WORK TO COMPLETE:
Only a number is wanted: the count of lines in this listing that contain "compression".

[Records that describe figures]
┄┄┄┄┄┄

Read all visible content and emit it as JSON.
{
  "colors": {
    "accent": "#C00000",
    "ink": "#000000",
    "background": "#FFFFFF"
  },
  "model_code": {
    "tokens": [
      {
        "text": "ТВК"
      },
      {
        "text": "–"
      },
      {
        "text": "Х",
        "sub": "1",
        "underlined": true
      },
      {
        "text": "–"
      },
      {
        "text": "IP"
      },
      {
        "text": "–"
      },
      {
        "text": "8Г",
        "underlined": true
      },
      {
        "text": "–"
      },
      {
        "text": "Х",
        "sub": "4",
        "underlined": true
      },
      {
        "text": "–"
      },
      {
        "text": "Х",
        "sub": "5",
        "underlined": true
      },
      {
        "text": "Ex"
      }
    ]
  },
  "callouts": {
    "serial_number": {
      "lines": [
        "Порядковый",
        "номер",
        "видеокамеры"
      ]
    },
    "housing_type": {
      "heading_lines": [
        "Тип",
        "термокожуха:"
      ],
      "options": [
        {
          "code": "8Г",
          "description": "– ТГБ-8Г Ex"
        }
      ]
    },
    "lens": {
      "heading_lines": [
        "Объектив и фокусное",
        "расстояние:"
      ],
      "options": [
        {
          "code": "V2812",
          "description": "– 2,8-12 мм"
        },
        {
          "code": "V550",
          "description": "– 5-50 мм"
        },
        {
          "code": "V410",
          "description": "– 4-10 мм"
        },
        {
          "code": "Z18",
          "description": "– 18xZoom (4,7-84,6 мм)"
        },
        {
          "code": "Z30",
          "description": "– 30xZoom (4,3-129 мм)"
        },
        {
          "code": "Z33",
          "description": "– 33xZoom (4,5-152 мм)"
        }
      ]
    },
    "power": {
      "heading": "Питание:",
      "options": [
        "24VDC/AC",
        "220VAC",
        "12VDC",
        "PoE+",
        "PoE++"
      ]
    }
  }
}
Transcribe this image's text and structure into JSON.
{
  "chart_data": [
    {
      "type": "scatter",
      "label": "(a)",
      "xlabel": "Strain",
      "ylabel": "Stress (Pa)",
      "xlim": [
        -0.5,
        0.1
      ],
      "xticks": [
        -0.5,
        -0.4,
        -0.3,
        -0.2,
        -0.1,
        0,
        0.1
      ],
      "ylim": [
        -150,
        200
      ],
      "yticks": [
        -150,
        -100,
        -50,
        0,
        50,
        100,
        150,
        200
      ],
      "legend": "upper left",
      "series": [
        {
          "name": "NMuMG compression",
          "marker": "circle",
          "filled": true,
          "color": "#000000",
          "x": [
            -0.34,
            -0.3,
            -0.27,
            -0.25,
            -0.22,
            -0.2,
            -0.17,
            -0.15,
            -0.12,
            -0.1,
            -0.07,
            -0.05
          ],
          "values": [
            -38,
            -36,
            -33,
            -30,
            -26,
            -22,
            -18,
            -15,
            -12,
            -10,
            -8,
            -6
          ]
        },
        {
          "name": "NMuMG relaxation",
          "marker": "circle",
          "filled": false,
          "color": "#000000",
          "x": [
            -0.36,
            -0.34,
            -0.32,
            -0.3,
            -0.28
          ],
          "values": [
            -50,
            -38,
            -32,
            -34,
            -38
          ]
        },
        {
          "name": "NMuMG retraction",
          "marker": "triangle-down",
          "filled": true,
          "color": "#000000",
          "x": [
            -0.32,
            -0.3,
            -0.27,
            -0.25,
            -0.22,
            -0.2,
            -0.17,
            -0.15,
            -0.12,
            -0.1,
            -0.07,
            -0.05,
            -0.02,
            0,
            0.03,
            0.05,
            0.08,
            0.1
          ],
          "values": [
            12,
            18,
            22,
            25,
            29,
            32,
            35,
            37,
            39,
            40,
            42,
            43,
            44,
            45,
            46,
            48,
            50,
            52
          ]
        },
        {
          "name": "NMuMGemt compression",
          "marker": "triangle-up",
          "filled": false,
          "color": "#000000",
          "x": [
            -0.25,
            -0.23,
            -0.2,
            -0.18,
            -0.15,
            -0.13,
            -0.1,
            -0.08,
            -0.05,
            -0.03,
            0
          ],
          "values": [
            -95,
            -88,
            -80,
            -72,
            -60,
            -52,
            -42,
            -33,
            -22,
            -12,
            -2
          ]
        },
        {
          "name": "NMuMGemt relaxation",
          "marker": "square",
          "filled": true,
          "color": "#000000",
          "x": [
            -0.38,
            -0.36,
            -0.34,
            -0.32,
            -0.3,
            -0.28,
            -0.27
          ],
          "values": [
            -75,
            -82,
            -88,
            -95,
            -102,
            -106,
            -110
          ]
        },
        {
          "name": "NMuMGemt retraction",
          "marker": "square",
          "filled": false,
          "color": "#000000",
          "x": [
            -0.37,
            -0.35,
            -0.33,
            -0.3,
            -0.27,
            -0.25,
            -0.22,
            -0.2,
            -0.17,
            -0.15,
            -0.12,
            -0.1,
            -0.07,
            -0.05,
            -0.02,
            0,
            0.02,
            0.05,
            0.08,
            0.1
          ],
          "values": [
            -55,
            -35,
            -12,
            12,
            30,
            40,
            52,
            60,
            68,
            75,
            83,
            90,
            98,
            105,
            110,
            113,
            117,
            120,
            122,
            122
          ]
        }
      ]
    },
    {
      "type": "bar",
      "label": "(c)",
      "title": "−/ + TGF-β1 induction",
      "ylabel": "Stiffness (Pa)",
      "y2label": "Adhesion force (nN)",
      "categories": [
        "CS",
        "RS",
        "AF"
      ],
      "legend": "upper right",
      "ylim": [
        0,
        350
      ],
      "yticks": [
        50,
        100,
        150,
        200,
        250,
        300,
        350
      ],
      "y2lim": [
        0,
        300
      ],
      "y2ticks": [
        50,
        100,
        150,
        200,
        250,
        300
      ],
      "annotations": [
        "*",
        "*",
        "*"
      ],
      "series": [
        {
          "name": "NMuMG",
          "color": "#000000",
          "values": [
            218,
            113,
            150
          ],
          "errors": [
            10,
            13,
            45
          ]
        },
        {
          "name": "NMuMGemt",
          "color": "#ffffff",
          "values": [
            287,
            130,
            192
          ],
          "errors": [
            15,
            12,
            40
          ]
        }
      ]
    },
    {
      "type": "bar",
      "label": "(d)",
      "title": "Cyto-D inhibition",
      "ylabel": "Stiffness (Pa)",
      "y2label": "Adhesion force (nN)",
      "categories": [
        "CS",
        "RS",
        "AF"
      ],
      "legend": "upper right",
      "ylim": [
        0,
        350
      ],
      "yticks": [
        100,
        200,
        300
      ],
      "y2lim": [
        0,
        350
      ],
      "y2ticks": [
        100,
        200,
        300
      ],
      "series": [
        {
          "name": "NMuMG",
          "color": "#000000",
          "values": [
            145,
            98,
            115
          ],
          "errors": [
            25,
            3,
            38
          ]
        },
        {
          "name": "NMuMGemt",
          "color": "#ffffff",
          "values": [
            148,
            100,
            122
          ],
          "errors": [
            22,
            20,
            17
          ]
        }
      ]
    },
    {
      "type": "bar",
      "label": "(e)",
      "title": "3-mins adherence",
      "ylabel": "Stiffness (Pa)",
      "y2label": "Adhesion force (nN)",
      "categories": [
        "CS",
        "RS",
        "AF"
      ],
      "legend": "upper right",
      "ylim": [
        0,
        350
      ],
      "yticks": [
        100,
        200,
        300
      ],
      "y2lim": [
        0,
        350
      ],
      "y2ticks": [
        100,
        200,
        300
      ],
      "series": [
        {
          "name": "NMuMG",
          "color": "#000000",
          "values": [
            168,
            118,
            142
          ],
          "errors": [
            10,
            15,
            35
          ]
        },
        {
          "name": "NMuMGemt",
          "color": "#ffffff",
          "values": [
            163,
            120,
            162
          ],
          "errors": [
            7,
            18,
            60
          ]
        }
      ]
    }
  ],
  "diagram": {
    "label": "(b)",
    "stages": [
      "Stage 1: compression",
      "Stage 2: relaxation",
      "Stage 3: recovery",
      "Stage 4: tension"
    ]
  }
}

┄┄┄┄┄┄

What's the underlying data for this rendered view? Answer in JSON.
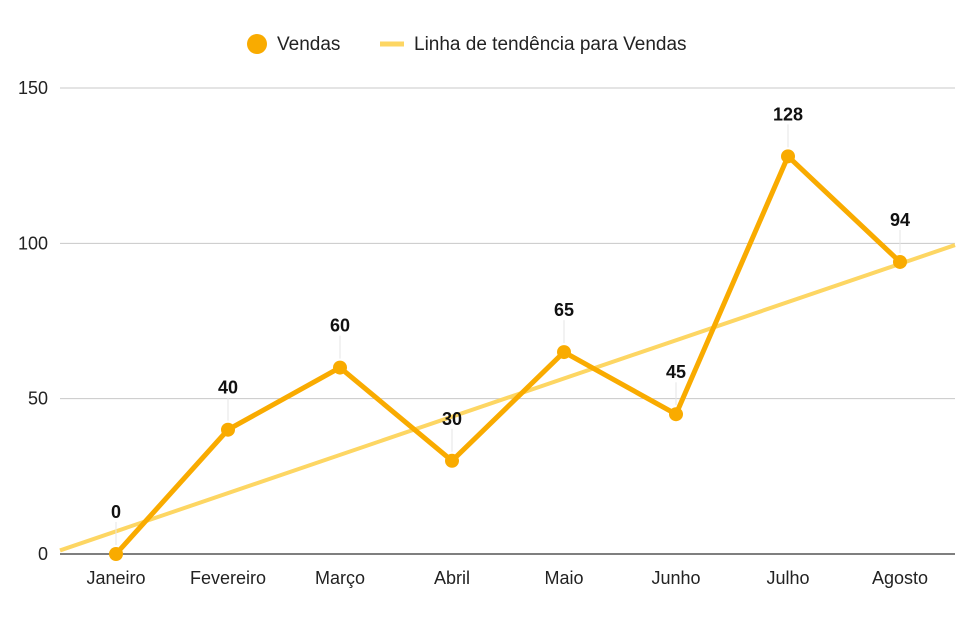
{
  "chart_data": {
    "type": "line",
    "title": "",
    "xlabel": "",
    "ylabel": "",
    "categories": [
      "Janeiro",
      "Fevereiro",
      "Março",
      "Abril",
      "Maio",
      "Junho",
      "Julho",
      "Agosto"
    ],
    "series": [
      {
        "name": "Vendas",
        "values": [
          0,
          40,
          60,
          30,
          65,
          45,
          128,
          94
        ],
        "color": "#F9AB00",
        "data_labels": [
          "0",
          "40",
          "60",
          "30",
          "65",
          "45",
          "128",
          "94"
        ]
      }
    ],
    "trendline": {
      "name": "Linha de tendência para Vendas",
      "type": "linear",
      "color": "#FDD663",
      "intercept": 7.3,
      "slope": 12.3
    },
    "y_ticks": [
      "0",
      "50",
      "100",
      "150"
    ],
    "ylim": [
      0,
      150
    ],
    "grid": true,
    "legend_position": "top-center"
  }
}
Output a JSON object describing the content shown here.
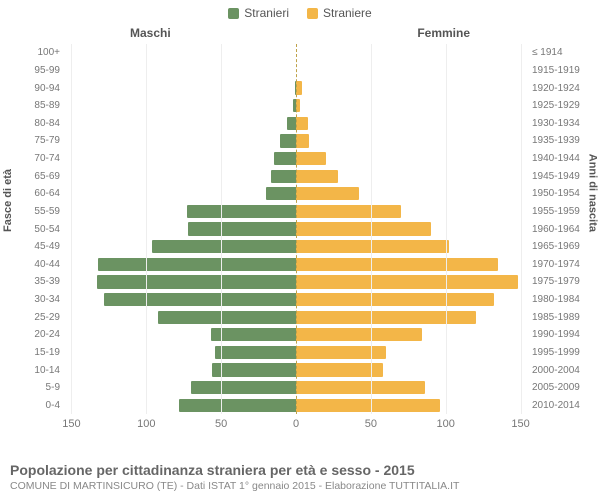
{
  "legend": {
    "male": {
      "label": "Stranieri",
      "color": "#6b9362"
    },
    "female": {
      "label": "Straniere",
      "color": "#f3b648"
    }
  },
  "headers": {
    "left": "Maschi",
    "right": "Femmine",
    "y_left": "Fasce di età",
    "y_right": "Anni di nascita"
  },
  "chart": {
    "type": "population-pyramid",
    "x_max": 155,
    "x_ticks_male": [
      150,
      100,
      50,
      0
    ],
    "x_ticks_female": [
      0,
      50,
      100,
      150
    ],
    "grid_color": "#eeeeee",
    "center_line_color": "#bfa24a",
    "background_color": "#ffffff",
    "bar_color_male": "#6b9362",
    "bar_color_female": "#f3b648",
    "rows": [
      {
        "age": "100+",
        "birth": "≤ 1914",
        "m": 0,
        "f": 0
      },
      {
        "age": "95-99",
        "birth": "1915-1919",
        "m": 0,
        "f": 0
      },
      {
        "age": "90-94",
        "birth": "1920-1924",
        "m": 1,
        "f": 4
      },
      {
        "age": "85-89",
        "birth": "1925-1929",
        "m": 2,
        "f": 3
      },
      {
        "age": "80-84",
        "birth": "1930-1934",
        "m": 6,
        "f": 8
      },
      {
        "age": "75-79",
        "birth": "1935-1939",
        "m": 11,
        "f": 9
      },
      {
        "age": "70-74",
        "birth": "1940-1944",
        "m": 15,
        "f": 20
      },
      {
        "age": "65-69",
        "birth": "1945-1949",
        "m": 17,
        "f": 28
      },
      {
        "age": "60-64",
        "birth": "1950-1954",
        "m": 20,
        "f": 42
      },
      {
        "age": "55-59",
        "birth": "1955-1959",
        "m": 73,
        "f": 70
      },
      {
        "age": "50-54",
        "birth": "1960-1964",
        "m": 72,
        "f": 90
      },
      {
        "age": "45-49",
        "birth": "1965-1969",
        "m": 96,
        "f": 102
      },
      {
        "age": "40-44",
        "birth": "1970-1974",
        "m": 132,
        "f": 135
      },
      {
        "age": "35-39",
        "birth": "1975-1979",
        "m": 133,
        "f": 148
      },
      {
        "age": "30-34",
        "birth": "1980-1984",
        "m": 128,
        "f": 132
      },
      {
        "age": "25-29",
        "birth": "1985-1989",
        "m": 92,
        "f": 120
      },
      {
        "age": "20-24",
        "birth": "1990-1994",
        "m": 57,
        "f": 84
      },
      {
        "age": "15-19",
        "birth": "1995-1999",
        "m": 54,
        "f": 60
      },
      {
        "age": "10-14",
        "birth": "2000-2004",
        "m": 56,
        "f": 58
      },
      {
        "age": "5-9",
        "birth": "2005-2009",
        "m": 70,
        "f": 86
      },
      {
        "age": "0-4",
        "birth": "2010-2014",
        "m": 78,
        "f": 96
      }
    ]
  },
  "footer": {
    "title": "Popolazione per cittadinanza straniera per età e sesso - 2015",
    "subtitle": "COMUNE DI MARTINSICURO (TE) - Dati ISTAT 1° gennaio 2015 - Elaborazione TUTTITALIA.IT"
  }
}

┄┄┄┄┄┄

EXERCISE OUTPUT:
3